Short task
Set down the data below exactly as it is given, line for line.
--- Extracted information ---
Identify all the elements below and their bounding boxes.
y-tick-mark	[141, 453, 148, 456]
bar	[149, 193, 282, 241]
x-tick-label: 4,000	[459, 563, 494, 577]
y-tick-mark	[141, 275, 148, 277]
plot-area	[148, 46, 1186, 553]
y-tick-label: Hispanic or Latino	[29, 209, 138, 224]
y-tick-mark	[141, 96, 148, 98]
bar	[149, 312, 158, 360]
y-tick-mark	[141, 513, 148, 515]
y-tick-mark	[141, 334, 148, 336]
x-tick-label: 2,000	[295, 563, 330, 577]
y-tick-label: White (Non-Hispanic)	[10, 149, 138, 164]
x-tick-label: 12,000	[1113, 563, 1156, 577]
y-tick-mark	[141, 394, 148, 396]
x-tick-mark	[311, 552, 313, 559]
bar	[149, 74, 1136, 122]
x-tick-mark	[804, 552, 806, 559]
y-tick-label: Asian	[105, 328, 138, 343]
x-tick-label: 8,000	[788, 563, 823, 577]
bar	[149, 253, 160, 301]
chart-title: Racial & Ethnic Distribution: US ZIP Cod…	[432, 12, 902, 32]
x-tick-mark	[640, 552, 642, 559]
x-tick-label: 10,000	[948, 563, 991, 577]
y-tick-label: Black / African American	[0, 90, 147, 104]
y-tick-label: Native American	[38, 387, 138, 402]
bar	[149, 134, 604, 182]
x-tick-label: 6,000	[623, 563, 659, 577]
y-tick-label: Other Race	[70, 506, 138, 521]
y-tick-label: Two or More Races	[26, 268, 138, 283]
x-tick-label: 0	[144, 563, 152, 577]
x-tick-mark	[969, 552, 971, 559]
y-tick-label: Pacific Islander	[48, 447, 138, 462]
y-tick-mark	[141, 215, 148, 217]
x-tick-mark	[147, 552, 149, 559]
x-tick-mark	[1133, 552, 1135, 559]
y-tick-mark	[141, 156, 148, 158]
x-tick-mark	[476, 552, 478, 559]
---
Solved problem
Identify all the elements below and their bounding boxes.
y-tick-mark	[141, 453, 148, 456]
bar	[149, 193, 282, 241]
x-tick-label: 4,000	[459, 563, 494, 577]
y-tick-mark	[141, 275, 148, 277]
plot-area	[148, 46, 1186, 553]
y-tick-label: Hispanic or Latino	[29, 209, 138, 224]
y-tick-mark	[141, 96, 148, 98]
bar	[149, 312, 158, 360]
y-tick-mark	[141, 513, 148, 515]
y-tick-mark	[141, 334, 148, 336]
x-tick-label: 2,000	[295, 563, 330, 577]
y-tick-label: White (Non-Hispanic)	[10, 149, 138, 164]
x-tick-label: 12,000	[1113, 563, 1156, 577]
y-tick-mark	[141, 394, 148, 396]
x-tick-mark	[311, 552, 313, 559]
bar	[149, 74, 1136, 122]
x-tick-mark	[804, 552, 806, 559]
y-tick-label: Asian	[105, 328, 138, 343]
x-tick-label: 8,000	[788, 563, 823, 577]
bar	[149, 253, 160, 301]
chart-title: Racial & Ethnic Distribution: US ZIP Cod…	[432, 12, 902, 32]
x-tick-mark	[640, 552, 642, 559]
x-tick-label: 10,000	[948, 563, 991, 577]
y-tick-label: Black / African American	[0, 90, 147, 104]
y-tick-label: Native American	[38, 387, 138, 402]
bar	[149, 134, 604, 182]
x-tick-label: 6,000	[623, 563, 659, 577]
y-tick-label: Other Race	[70, 506, 138, 521]
y-tick-label: Two or More Races	[26, 268, 138, 283]
x-tick-label: 0	[144, 563, 152, 577]
x-tick-mark	[969, 552, 971, 559]
y-tick-label: Pacific Islander	[48, 447, 138, 462]
y-tick-mark	[141, 215, 148, 217]
x-tick-mark	[147, 552, 149, 559]
x-tick-mark	[1133, 552, 1135, 559]
y-tick-mark	[141, 156, 148, 158]
x-tick-mark	[476, 552, 478, 559]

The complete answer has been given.